▶ [Job]:
The data must be returned in full and exactly as given.

▶ [Supplied data]:

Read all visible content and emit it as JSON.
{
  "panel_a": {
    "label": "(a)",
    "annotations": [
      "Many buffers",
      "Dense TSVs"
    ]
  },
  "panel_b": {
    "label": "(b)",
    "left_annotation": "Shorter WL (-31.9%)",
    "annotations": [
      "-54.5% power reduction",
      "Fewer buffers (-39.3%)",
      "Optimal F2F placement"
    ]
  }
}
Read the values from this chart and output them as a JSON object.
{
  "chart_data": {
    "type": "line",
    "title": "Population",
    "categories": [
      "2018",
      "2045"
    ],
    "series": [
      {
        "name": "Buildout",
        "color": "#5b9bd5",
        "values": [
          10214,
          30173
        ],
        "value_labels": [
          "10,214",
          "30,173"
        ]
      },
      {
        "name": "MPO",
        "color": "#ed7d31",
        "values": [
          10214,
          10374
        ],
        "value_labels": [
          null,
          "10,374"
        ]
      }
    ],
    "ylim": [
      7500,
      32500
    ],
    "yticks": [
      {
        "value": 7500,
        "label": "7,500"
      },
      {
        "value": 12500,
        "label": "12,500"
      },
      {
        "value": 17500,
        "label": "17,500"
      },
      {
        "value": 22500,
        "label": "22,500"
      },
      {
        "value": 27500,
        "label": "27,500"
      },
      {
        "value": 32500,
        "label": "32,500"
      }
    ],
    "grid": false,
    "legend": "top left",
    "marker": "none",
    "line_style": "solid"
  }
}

▶ [Response]:
Read all visible content and emit it as JSON.
{
  "panel_a": {
    "label": "(a)",
    "annotations": [
      "Many buffers",
      "Dense TSVs"
    ]
  },
  "panel_b": {
    "label": "(b)",
    "left_annotation": "Shorter WL (-31.9%)",
    "annotations": [
      "-54.5% power reduction",
      "Fewer buffers (-39.3%)",
      "Optimal F2F placement"
    ]
  }
}
Read the values from this chart and output them as a JSON object.
{
  "chart_data": {
    "type": "line",
    "title": "Population",
    "categories": [
      "2018",
      "2045"
    ],
    "series": [
      {
        "name": "Buildout",
        "color": "#5b9bd5",
        "values": [
          10214,
          30173
        ],
        "value_labels": [
          "10,214",
          "30,173"
        ]
      },
      {
        "name": "MPO",
        "color": "#ed7d31",
        "values": [
          10214,
          10374
        ],
        "value_labels": [
          null,
          "10,374"
        ]
      }
    ],
    "ylim": [
      7500,
      32500
    ],
    "yticks": [
      {
        "value": 7500,
        "label": "7,500"
      },
      {
        "value": 12500,
        "label": "12,500"
      },
      {
        "value": 17500,
        "label": "17,500"
      },
      {
        "value": 22500,
        "label": "22,500"
      },
      {
        "value": 27500,
        "label": "27,500"
      },
      {
        "value": 32500,
        "label": "32,500"
      }
    ],
    "grid": false,
    "legend": "top left",
    "marker": "none",
    "line_style": "solid"
  }
}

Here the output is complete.